Dataset items:
········

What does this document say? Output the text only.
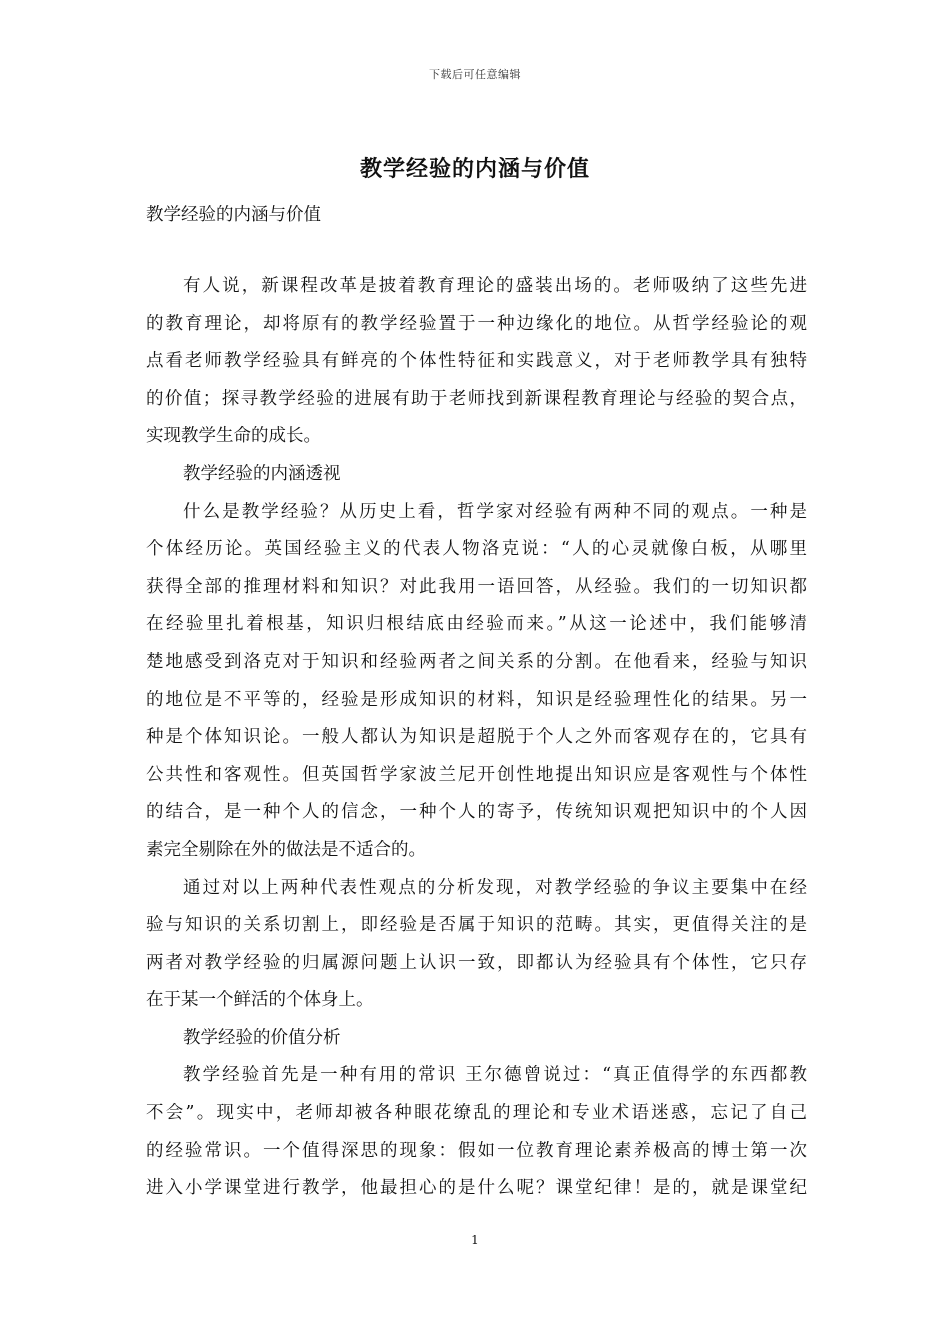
下载后可任意编辑
教学经验的内涵与价值
教学经验的内涵与价值
有人说，新课程改革是披着教育理论的盛装出场的。老师吸纳了这些先进
的教育理论，却将原有的教学经验置于一种边缘化的地位。从哲学经验论的观
点看老师教学经验具有鲜亮的个体性特征和实践意义，对于老师教学具有独特
的价值；探寻教学经验的进展有助于老师找到新课程教育理论与经验的契合点，
实现教学生命的成长。
教学经验的内涵透视
什么是教学经验？从历史上看，哲学家对经验有两种不同的观点。一种是
个体经历论。英国经验主义的代表人物洛克说：“人的心灵就像白板，从哪里
获得全部的推理材料和知识？对此我用一语回答，从经验。我们的一切知识都
在经验里扎着根基，知识归根结底由经验而来。”从这一论述中，我们能够清
楚地感受到洛克对于知识和经验两者之间关系的分割。在他看来，经验与知识
的地位是不平等的，经验是形成知识的材料，知识是经验理性化的结果。另一
种是个体知识论。一般人都认为知识是超脱于个人之外而客观存在的，它具有
公共性和客观性。但英国哲学家波兰尼开创性地提出知识应是客观性与个体性
的结合，是一种个人的信念，一种个人的寄予，传统知识观把知识中的个人因
素完全剔除在外的做法是不适合的。
通过对以上两种代表性观点的分析发现，对教学经验的争议主要集中在经
验与知识的关系切割上，即经验是否属于知识的范畴。其实，更值得关注的是
两者对教学经验的归属源问题上认识一致，即都认为经验具有个体性，它只存
在于某一个鲜活的个体身上。
教学经验的价值分析
教学经验首先是一种有用的常识 王尔德曾说过：“真正值得学的东西都教
不会”。现实中，老师却被各种眼花缭乱的理论和专业术语迷惑，忘记了自己
的经验常识。一个值得深思的现象：假如一位教育理论素养极高的博士第一次
进入小学课堂进行教学，他最担心的是什么呢？课堂纪律！是的，就是课堂纪
1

········

*Task instructions*.
Restate every record exactly, please; do not copy the pictures.

*Solution to this exercise*.
What does this document say? Output the text only.
下载后可任意编辑
教学经验的内涵与价值
教学经验的内涵与价值
有人说，新课程改革是披着教育理论的盛装出场的。老师吸纳了这些先进
的教育理论，却将原有的教学经验置于一种边缘化的地位。从哲学经验论的观
点看老师教学经验具有鲜亮的个体性特征和实践意义，对于老师教学具有独特
的价值；探寻教学经验的进展有助于老师找到新课程教育理论与经验的契合点，
实现教学生命的成长。
教学经验的内涵透视
什么是教学经验？从历史上看，哲学家对经验有两种不同的观点。一种是
个体经历论。英国经验主义的代表人物洛克说：“人的心灵就像白板，从哪里
获得全部的推理材料和知识？对此我用一语回答，从经验。我们的一切知识都
在经验里扎着根基，知识归根结底由经验而来。”从这一论述中，我们能够清
楚地感受到洛克对于知识和经验两者之间关系的分割。在他看来，经验与知识
的地位是不平等的，经验是形成知识的材料，知识是经验理性化的结果。另一
种是个体知识论。一般人都认为知识是超脱于个人之外而客观存在的，它具有
公共性和客观性。但英国哲学家波兰尼开创性地提出知识应是客观性与个体性
的结合，是一种个人的信念，一种个人的寄予，传统知识观把知识中的个人因
素完全剔除在外的做法是不适合的。
通过对以上两种代表性观点的分析发现，对教学经验的争议主要集中在经
验与知识的关系切割上，即经验是否属于知识的范畴。其实，更值得关注的是
两者对教学经验的归属源问题上认识一致，即都认为经验具有个体性，它只存
在于某一个鲜活的个体身上。
教学经验的价值分析
教学经验首先是一种有用的常识 王尔德曾说过：“真正值得学的东西都教
不会”。现实中，老师却被各种眼花缭乱的理论和专业术语迷惑，忘记了自己
的经验常识。一个值得深思的现象：假如一位教育理论素养极高的博士第一次
进入小学课堂进行教学，他最担心的是什么呢？课堂纪律！是的，就是课堂纪
1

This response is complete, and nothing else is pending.